=== TASK OBJECTIVE ===
Check each line below for the word "факторах", and copy those that have it.

Recorded data:
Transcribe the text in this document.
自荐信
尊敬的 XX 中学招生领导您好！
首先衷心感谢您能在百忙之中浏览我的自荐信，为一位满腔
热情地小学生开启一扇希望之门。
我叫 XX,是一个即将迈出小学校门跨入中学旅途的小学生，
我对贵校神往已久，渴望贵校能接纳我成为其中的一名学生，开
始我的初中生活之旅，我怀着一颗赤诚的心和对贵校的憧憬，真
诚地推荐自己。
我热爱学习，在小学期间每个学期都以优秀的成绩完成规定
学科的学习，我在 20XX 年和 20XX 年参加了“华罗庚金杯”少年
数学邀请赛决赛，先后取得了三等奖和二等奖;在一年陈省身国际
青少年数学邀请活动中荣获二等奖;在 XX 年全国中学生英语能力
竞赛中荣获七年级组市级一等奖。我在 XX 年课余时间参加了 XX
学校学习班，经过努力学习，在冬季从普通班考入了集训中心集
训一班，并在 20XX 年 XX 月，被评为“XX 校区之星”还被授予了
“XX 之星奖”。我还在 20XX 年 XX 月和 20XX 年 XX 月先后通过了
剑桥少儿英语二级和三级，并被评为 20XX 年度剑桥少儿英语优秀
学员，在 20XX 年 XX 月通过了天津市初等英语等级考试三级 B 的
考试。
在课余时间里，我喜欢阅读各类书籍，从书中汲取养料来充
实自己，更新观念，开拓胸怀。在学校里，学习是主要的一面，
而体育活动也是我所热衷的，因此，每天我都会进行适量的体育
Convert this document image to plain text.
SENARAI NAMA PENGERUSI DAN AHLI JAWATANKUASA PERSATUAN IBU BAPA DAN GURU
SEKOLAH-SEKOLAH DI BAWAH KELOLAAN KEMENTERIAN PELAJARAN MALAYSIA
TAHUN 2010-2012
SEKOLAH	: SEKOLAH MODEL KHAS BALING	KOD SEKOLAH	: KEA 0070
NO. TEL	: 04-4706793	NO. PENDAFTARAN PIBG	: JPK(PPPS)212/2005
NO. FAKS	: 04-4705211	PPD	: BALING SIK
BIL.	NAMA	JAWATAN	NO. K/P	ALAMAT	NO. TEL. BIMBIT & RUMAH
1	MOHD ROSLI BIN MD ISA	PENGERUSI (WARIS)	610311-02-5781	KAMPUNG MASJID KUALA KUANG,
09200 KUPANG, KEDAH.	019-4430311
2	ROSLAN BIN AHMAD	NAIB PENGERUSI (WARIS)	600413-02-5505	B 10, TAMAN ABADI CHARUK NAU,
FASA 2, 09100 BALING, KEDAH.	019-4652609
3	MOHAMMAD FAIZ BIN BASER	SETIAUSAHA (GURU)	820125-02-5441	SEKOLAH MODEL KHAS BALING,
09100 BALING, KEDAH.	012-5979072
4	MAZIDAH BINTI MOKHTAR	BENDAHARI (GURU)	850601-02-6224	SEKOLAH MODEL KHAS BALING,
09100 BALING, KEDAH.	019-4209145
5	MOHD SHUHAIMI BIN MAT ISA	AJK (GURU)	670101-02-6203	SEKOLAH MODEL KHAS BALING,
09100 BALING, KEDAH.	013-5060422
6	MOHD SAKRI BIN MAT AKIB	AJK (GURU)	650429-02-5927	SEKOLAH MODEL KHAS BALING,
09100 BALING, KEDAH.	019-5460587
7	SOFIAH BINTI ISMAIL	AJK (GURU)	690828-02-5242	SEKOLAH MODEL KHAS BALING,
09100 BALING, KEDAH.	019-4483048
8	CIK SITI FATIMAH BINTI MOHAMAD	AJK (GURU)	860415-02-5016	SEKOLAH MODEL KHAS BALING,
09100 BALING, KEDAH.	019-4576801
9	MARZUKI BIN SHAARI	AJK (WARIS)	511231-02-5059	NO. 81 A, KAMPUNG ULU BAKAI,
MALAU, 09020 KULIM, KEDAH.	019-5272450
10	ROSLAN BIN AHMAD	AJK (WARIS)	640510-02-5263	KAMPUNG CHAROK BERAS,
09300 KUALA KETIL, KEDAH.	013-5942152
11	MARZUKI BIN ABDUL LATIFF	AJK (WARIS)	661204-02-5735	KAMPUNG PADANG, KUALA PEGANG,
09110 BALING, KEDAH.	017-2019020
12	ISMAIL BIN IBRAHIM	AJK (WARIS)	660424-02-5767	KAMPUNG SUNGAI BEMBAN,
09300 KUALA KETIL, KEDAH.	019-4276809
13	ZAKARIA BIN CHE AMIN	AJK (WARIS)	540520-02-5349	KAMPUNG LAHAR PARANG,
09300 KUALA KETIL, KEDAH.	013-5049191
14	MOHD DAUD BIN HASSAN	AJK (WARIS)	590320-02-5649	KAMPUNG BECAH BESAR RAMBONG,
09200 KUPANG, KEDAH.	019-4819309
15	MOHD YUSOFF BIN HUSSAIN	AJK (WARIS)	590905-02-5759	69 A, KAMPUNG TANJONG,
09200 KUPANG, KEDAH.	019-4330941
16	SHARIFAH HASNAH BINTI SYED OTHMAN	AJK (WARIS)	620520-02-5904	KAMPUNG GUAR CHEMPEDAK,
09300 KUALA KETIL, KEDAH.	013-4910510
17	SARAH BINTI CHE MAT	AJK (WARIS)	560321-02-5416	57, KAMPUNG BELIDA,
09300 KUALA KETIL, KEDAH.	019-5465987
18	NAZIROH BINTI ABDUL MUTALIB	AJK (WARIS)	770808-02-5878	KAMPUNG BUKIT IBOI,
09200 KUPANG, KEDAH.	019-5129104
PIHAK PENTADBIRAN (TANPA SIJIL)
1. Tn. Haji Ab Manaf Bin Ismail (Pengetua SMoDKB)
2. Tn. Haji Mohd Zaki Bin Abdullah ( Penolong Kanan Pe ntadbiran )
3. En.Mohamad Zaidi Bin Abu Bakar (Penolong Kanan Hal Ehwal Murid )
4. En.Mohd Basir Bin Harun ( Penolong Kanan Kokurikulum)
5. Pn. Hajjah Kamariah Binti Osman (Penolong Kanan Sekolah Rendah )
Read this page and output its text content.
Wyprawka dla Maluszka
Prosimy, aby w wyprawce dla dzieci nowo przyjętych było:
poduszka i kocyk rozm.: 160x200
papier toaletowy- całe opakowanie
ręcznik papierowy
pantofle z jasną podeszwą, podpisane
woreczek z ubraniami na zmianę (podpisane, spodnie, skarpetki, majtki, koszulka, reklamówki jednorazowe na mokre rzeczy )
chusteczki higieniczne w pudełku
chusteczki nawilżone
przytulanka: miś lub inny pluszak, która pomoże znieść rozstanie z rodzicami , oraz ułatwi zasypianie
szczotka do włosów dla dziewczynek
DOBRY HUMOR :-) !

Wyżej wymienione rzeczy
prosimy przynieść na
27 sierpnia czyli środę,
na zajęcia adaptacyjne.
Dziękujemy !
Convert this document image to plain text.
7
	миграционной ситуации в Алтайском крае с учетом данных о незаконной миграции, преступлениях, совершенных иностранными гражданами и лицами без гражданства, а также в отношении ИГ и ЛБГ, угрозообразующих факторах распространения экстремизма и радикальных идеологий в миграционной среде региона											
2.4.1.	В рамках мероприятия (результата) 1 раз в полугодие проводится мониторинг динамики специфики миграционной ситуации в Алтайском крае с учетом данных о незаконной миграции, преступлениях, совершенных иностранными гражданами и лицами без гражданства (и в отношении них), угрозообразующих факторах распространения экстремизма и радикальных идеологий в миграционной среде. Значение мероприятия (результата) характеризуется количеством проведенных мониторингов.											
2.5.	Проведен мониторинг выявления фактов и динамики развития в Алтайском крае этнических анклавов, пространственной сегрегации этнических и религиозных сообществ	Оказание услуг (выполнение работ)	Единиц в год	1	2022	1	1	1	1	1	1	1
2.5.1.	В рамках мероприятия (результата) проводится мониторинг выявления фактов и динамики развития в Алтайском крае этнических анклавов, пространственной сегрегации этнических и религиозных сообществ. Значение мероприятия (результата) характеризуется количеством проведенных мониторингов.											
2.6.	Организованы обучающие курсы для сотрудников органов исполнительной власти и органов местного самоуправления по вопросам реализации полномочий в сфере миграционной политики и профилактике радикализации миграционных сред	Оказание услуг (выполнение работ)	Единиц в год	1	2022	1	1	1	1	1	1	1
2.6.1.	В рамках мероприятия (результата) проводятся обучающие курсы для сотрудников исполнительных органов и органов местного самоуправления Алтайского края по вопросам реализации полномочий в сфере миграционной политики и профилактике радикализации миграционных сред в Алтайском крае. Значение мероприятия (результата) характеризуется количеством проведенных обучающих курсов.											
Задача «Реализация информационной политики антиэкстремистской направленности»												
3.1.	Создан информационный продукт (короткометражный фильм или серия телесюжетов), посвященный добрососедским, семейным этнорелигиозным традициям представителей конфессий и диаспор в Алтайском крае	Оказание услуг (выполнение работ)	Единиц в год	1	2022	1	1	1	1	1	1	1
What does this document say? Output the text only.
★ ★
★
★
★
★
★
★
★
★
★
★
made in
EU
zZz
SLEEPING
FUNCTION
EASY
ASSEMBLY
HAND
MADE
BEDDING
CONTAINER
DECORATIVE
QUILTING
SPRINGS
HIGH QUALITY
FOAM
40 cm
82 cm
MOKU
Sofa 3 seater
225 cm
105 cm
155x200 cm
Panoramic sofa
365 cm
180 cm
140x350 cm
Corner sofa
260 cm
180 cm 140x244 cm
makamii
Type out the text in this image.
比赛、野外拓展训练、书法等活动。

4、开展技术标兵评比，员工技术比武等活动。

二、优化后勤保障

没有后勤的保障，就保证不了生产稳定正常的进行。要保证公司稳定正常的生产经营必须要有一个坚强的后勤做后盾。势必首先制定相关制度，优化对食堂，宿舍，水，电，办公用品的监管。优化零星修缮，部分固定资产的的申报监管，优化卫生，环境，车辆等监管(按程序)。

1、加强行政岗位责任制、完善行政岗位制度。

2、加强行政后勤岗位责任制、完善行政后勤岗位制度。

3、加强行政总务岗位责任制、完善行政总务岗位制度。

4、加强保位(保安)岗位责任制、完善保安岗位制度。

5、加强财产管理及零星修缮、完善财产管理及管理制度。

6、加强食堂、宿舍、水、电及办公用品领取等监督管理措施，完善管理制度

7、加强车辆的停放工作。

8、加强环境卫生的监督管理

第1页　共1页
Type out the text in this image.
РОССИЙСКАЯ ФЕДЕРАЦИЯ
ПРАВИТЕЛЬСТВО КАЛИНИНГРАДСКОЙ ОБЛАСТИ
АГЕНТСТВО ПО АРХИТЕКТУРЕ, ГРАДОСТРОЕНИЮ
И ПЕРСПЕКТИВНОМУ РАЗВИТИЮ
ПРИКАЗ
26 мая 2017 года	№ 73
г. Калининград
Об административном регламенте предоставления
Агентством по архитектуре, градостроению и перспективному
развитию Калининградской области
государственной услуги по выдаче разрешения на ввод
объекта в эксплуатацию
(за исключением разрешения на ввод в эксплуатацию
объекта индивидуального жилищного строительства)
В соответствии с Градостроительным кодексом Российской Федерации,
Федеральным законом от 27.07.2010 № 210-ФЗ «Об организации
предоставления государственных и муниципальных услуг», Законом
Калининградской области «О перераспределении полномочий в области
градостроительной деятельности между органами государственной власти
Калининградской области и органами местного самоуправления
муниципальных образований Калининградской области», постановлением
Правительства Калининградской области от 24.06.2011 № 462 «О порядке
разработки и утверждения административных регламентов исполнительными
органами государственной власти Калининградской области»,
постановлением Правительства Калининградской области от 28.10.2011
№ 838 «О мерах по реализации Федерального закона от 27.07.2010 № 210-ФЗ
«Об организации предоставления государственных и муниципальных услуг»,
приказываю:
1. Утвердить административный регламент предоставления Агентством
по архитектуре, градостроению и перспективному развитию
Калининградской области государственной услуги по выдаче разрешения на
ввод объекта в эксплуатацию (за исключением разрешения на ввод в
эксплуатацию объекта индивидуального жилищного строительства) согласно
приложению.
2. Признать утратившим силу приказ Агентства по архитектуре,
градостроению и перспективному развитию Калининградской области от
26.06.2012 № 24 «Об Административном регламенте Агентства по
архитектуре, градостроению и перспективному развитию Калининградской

=== TASK ANSWER ===
	миграционной ситуации в Алтайском крае с учетом данных о незаконной миграции, преступлениях, совершенных иностранными гражданами и лицами без гражданства, а также в отношении ИГ и ЛБГ, угрозообразующих факторах распространения экстремизма и радикальных идеологий в миграционной среде региона											
2.4.1.	В рамках мероприятия (результата) 1 раз в полугодие проводится мониторинг динамики специфики миграционной ситуации в Алтайском крае с учетом данных о незаконной миграции, преступлениях, совершенных иностранными гражданами и лицами без гражданства (и в отношении них), угрозообразующих факторах распространения экстремизма и радикальных идеологий в миграционной среде. Значение мероприятия (результата) характеризуется количеством проведенных мониторингов.											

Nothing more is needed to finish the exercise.